■ What to do ■
Leave the pictures out, and retype all of the material exactly as written.

■ Information supplied ■
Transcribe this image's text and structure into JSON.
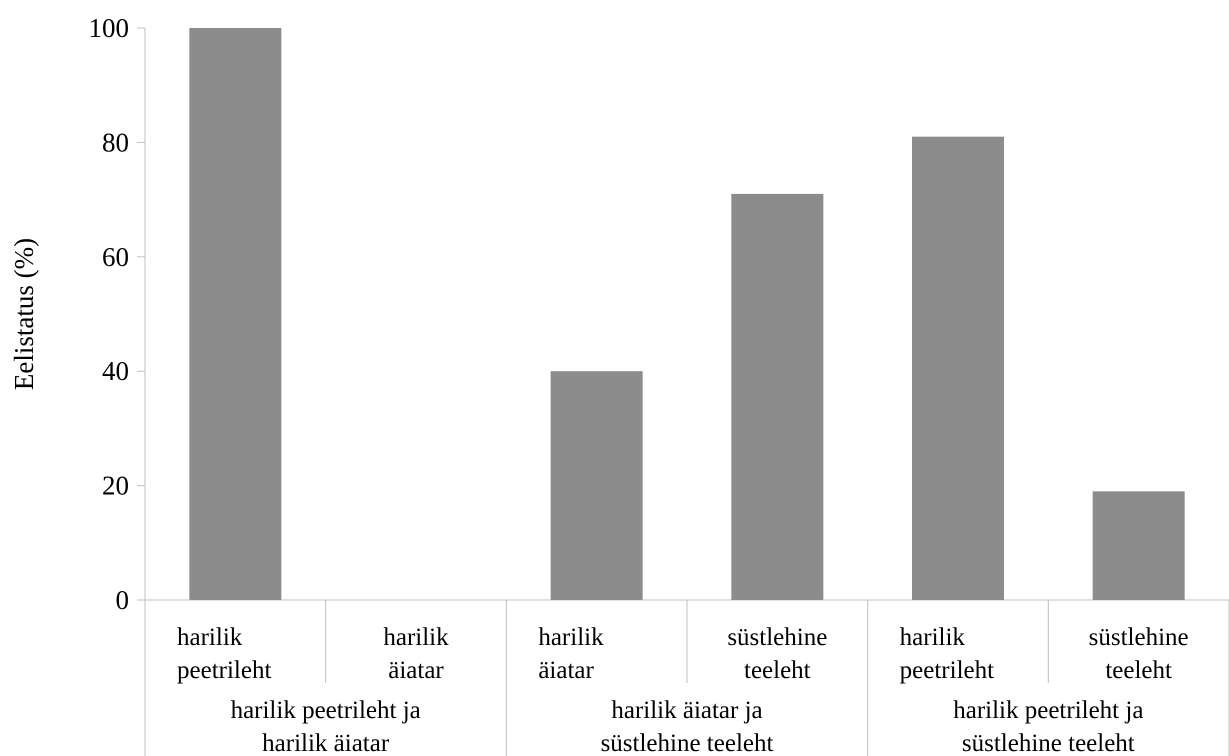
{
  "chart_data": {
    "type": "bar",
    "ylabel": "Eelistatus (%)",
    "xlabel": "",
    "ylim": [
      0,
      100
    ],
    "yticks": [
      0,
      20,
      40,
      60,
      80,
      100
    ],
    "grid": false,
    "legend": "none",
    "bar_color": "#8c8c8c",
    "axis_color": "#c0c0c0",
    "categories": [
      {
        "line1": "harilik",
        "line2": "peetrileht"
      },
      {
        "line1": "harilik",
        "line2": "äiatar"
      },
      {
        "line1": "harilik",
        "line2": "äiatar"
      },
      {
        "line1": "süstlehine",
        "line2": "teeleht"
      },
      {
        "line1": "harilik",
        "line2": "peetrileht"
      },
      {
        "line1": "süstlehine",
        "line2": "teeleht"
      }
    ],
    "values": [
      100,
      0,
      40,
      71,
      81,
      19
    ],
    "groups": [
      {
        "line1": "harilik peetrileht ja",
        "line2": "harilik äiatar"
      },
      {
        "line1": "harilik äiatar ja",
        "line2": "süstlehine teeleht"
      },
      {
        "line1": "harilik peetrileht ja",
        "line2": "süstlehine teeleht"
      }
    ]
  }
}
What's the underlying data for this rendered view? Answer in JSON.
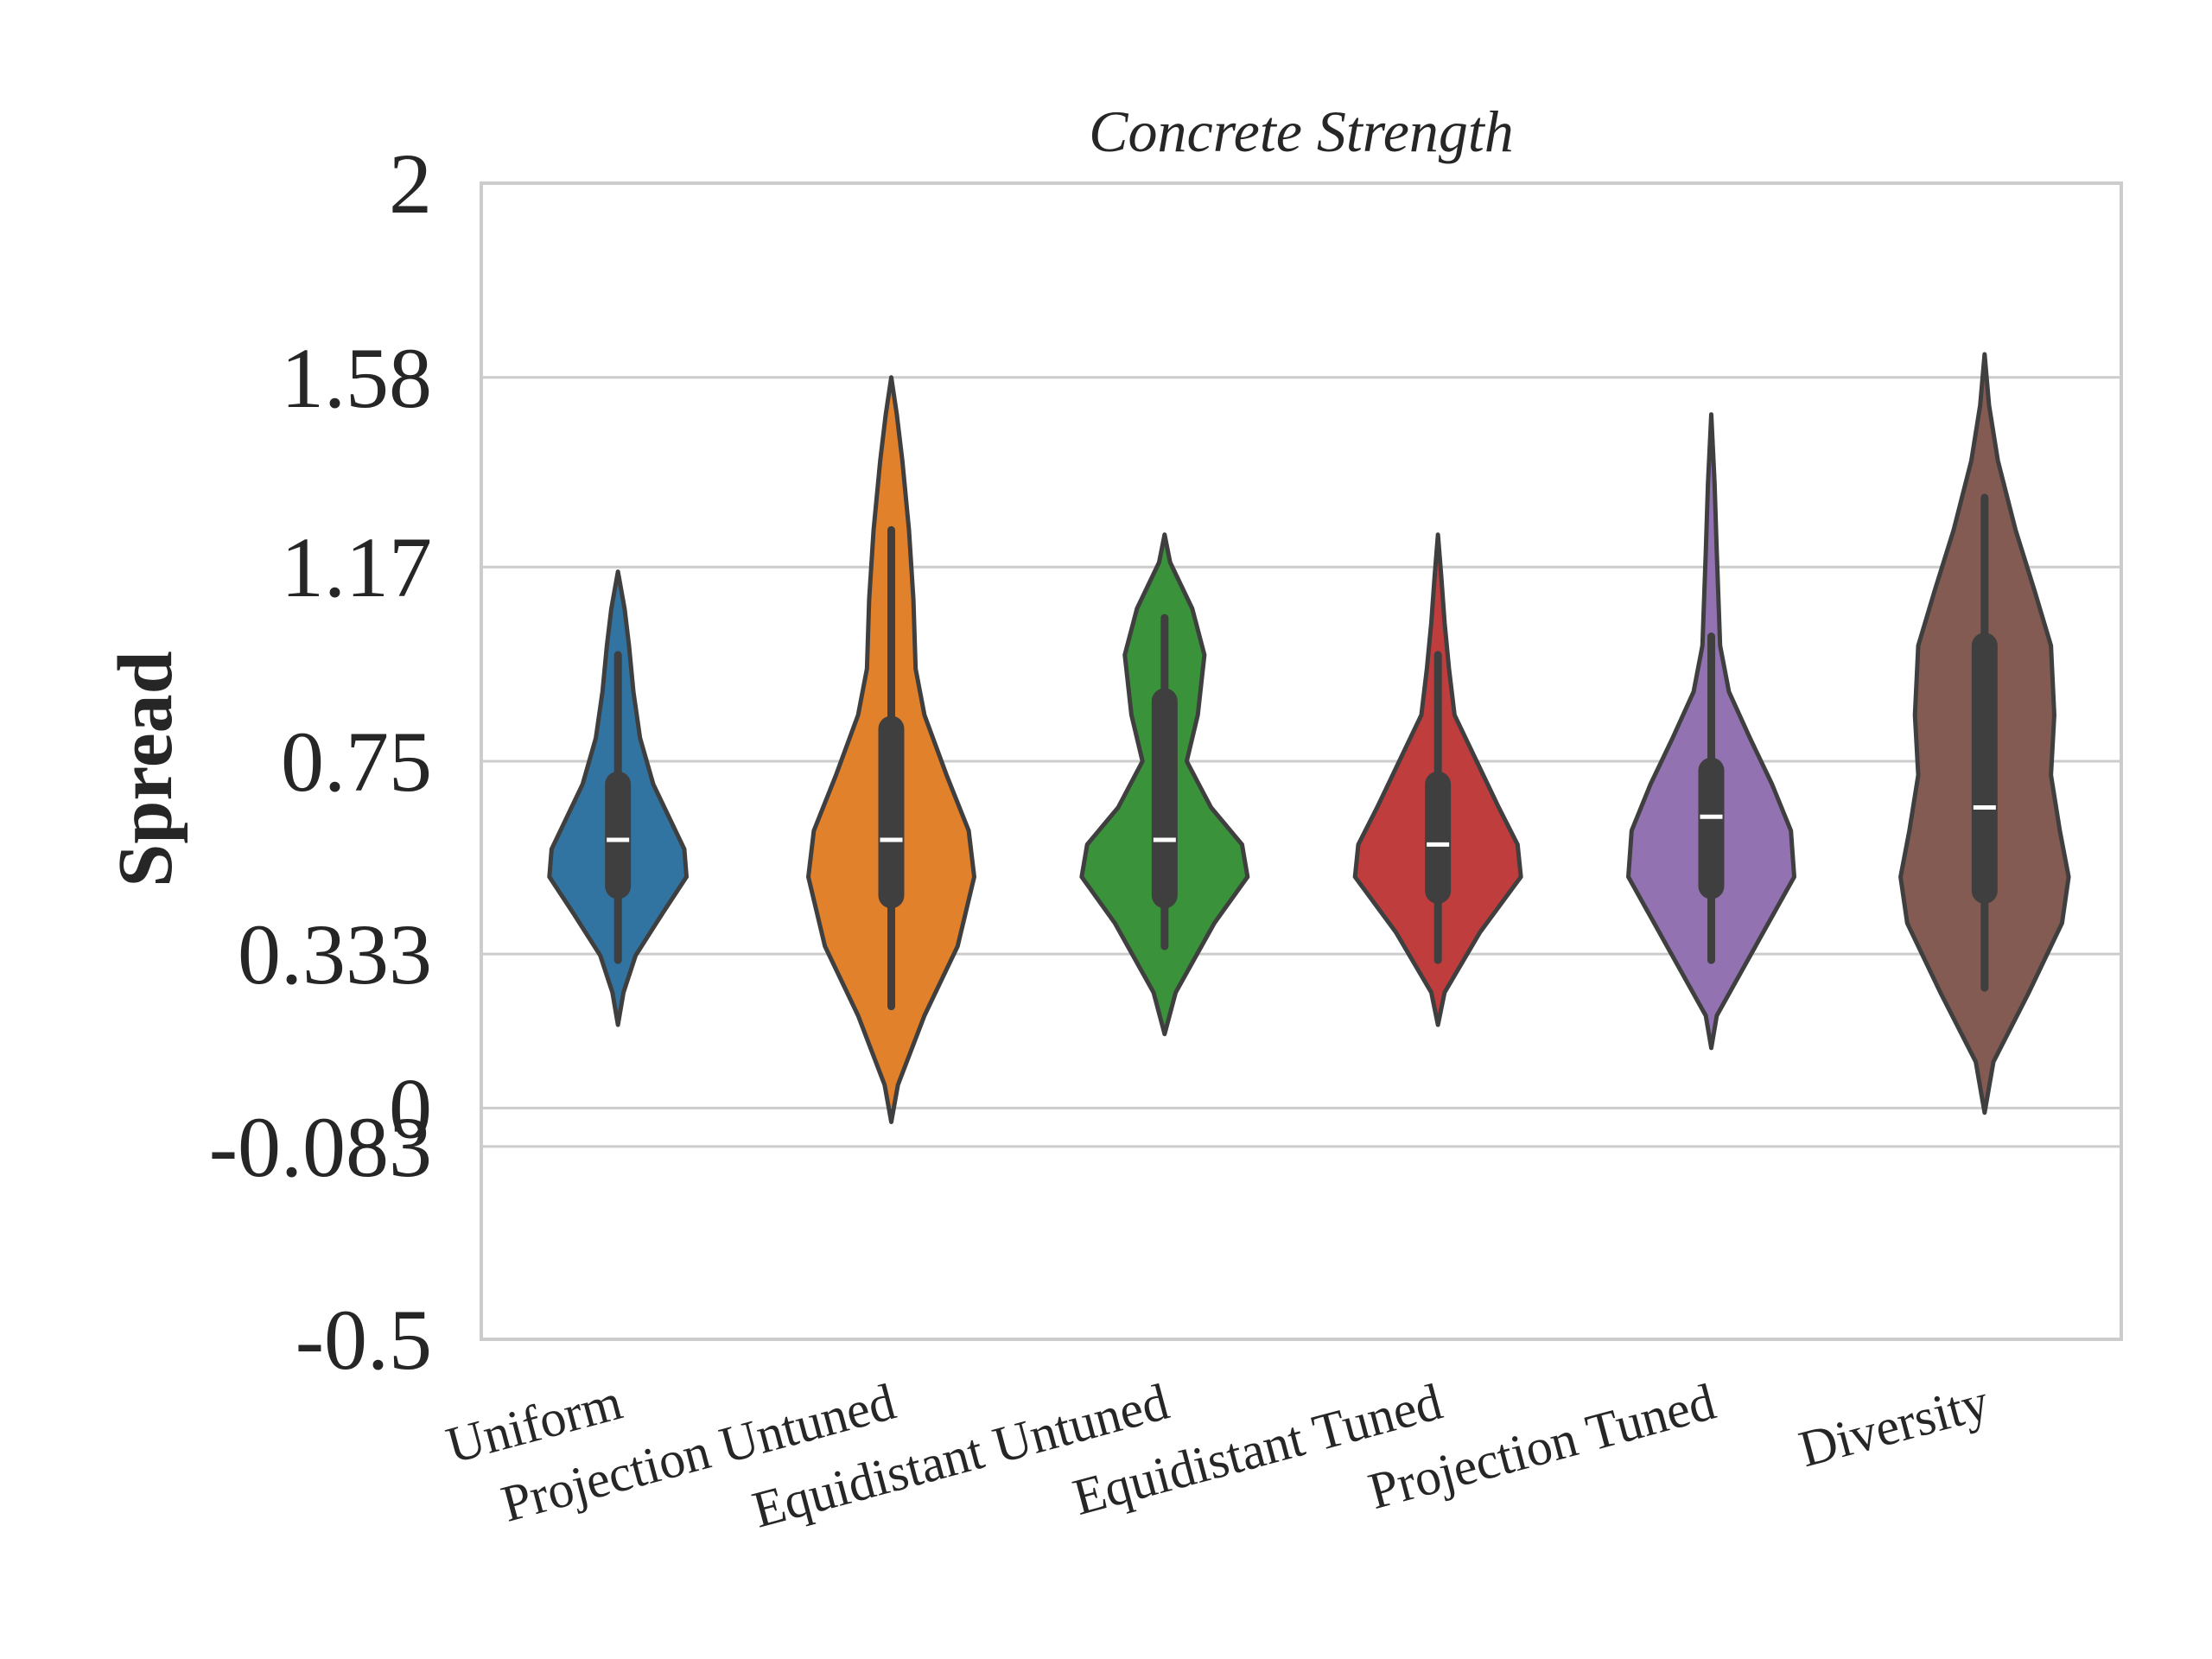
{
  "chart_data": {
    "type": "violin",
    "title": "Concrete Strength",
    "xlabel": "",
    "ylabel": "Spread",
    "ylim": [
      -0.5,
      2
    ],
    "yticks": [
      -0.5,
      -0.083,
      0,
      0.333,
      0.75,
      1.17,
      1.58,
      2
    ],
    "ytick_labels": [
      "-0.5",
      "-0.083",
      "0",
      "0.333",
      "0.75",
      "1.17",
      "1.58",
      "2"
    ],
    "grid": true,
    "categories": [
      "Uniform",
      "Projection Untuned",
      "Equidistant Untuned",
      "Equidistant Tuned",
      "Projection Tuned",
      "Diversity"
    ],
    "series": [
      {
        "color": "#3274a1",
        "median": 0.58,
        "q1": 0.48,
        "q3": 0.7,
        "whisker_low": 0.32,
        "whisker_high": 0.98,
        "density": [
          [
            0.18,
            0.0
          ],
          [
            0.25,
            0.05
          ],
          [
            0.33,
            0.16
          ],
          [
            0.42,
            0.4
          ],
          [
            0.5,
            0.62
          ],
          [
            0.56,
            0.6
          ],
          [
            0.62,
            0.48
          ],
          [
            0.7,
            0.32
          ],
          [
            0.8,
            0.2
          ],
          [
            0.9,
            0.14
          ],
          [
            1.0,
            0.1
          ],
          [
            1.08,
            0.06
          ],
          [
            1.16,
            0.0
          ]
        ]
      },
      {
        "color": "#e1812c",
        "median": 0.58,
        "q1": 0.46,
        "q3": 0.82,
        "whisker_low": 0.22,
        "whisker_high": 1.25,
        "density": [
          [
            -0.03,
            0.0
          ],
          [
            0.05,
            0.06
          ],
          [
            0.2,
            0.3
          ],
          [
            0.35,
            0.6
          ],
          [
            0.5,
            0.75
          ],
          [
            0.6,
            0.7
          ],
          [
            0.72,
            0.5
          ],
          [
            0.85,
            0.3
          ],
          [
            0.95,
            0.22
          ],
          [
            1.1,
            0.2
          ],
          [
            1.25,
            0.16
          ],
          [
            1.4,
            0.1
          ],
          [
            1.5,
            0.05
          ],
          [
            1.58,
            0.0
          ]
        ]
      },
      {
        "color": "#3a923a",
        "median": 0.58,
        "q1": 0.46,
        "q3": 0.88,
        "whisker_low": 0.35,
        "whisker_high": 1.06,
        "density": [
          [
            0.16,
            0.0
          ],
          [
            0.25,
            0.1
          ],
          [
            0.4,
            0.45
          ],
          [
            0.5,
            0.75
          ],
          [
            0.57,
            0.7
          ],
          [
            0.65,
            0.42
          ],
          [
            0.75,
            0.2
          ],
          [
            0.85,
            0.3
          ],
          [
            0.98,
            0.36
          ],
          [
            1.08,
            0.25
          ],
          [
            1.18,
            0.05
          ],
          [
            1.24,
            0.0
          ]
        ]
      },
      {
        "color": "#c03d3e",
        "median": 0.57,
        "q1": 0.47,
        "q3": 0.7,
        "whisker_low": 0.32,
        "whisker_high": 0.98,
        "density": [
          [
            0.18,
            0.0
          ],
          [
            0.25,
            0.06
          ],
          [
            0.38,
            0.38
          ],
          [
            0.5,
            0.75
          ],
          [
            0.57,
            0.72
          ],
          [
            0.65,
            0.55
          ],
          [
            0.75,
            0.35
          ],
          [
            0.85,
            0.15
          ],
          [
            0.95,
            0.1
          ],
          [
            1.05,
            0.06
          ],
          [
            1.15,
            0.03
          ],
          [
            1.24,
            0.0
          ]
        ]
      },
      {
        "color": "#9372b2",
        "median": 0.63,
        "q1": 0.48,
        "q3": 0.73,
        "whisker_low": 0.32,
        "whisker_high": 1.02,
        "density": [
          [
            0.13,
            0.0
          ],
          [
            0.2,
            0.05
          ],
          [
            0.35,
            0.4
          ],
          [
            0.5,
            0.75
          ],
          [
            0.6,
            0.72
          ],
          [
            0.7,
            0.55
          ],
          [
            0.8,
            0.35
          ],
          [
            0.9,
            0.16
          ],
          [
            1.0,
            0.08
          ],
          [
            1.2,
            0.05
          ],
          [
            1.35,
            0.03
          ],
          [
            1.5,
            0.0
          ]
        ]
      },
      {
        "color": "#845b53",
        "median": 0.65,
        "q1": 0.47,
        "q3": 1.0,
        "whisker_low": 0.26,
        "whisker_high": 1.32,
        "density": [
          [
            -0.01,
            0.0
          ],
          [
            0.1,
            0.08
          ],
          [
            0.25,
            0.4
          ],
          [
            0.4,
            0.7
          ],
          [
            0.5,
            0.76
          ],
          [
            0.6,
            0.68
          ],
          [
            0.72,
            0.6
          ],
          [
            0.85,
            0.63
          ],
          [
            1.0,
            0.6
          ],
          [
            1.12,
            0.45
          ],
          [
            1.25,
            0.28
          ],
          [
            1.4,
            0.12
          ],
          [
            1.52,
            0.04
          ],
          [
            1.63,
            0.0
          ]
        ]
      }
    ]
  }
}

■ Final answer ■
Transcribe this image's text and structure into JSON.
{
  "chart_data": {
    "type": "bar",
    "ylabel": "Eelistatus (%)",
    "xlabel": "",
    "ylim": [
      0,
      100
    ],
    "yticks": [
      0,
      20,
      40,
      60,
      80,
      100
    ],
    "grid": false,
    "legend": "none",
    "bar_color": "#8c8c8c",
    "axis_color": "#c0c0c0",
    "categories": [
      {
        "line1": "harilik",
        "line2": "peetrileht"
      },
      {
        "line1": "harilik",
        "line2": "äiatar"
      },
      {
        "line1": "harilik",
        "line2": "äiatar"
      },
      {
        "line1": "süstlehine",
        "line2": "teeleht"
      },
      {
        "line1": "harilik",
        "line2": "peetrileht"
      },
      {
        "line1": "süstlehine",
        "line2": "teeleht"
      }
    ],
    "values": [
      100,
      0,
      40,
      71,
      81,
      19
    ],
    "groups": [
      {
        "line1": "harilik peetrileht ja",
        "line2": "harilik äiatar"
      },
      {
        "line1": "harilik äiatar ja",
        "line2": "süstlehine teeleht"
      },
      {
        "line1": "harilik peetrileht ja",
        "line2": "süstlehine teeleht"
      }
    ]
  }
}
What's the underlying data for this rendered view? Answer in JSON.
{
  "chart_data": {
    "type": "violin",
    "title": "Concrete Strength",
    "xlabel": "",
    "ylabel": "Spread",
    "ylim": [
      -0.5,
      2
    ],
    "yticks": [
      -0.5,
      -0.083,
      0,
      0.333,
      0.75,
      1.17,
      1.58,
      2
    ],
    "ytick_labels": [
      "-0.5",
      "-0.083",
      "0",
      "0.333",
      "0.75",
      "1.17",
      "1.58",
      "2"
    ],
    "grid": true,
    "categories": [
      "Uniform",
      "Projection Untuned",
      "Equidistant Untuned",
      "Equidistant Tuned",
      "Projection Tuned",
      "Diversity"
    ],
    "series": [
      {
        "color": "#3274a1",
        "median": 0.58,
        "q1": 0.48,
        "q3": 0.7,
        "whisker_low": 0.32,
        "whisker_high": 0.98,
        "density": [
          [
            0.18,
            0.0
          ],
          [
            0.25,
            0.05
          ],
          [
            0.33,
            0.16
          ],
          [
            0.42,
            0.4
          ],
          [
            0.5,
            0.62
          ],
          [
            0.56,
            0.6
          ],
          [
            0.62,
            0.48
          ],
          [
            0.7,
            0.32
          ],
          [
            0.8,
            0.2
          ],
          [
            0.9,
            0.14
          ],
          [
            1.0,
            0.1
          ],
          [
            1.08,
            0.06
          ],
          [
            1.16,
            0.0
          ]
        ]
      },
      {
        "color": "#e1812c",
        "median": 0.58,
        "q1": 0.46,
        "q3": 0.82,
        "whisker_low": 0.22,
        "whisker_high": 1.25,
        "density": [
          [
            -0.03,
            0.0
          ],
          [
            0.05,
            0.06
          ],
          [
            0.2,
            0.3
          ],
          [
            0.35,
            0.6
          ],
          [
            0.5,
            0.75
          ],
          [
            0.6,
            0.7
          ],
          [
            0.72,
            0.5
          ],
          [
            0.85,
            0.3
          ],
          [
            0.95,
            0.22
          ],
          [
            1.1,
            0.2
          ],
          [
            1.25,
            0.16
          ],
          [
            1.4,
            0.1
          ],
          [
            1.5,
            0.05
          ],
          [
            1.58,
            0.0
          ]
        ]
      },
      {
        "color": "#3a923a",
        "median": 0.58,
        "q1": 0.46,
        "q3": 0.88,
        "whisker_low": 0.35,
        "whisker_high": 1.06,
        "density": [
          [
            0.16,
            0.0
          ],
          [
            0.25,
            0.1
          ],
          [
            0.4,
            0.45
          ],
          [
            0.5,
            0.75
          ],
          [
            0.57,
            0.7
          ],
          [
            0.65,
            0.42
          ],
          [
            0.75,
            0.2
          ],
          [
            0.85,
            0.3
          ],
          [
            0.98,
            0.36
          ],
          [
            1.08,
            0.25
          ],
          [
            1.18,
            0.05
          ],
          [
            1.24,
            0.0
          ]
        ]
      },
      {
        "color": "#c03d3e",
        "median": 0.57,
        "q1": 0.47,
        "q3": 0.7,
        "whisker_low": 0.32,
        "whisker_high": 0.98,
        "density": [
          [
            0.18,
            0.0
          ],
          [
            0.25,
            0.06
          ],
          [
            0.38,
            0.38
          ],
          [
            0.5,
            0.75
          ],
          [
            0.57,
            0.72
          ],
          [
            0.65,
            0.55
          ],
          [
            0.75,
            0.35
          ],
          [
            0.85,
            0.15
          ],
          [
            0.95,
            0.1
          ],
          [
            1.05,
            0.06
          ],
          [
            1.15,
            0.03
          ],
          [
            1.24,
            0.0
          ]
        ]
      },
      {
        "color": "#9372b2",
        "median": 0.63,
        "q1": 0.48,
        "q3": 0.73,
        "whisker_low": 0.32,
        "whisker_high": 1.02,
        "density": [
          [
            0.13,
            0.0
          ],
          [
            0.2,
            0.05
          ],
          [
            0.35,
            0.4
          ],
          [
            0.5,
            0.75
          ],
          [
            0.6,
            0.72
          ],
          [
            0.7,
            0.55
          ],
          [
            0.8,
            0.35
          ],
          [
            0.9,
            0.16
          ],
          [
            1.0,
            0.08
          ],
          [
            1.2,
            0.05
          ],
          [
            1.35,
            0.03
          ],
          [
            1.5,
            0.0
          ]
        ]
      },
      {
        "color": "#845b53",
        "median": 0.65,
        "q1": 0.47,
        "q3": 1.0,
        "whisker_low": 0.26,
        "whisker_high": 1.32,
        "density": [
          [
            -0.01,
            0.0
          ],
          [
            0.1,
            0.08
          ],
          [
            0.25,
            0.4
          ],
          [
            0.4,
            0.7
          ],
          [
            0.5,
            0.76
          ],
          [
            0.6,
            0.68
          ],
          [
            0.72,
            0.6
          ],
          [
            0.85,
            0.63
          ],
          [
            1.0,
            0.6
          ],
          [
            1.12,
            0.45
          ],
          [
            1.25,
            0.28
          ],
          [
            1.4,
            0.12
          ],
          [
            1.52,
            0.04
          ],
          [
            1.63,
            0.0
          ]
        ]
      }
    ]
  }
}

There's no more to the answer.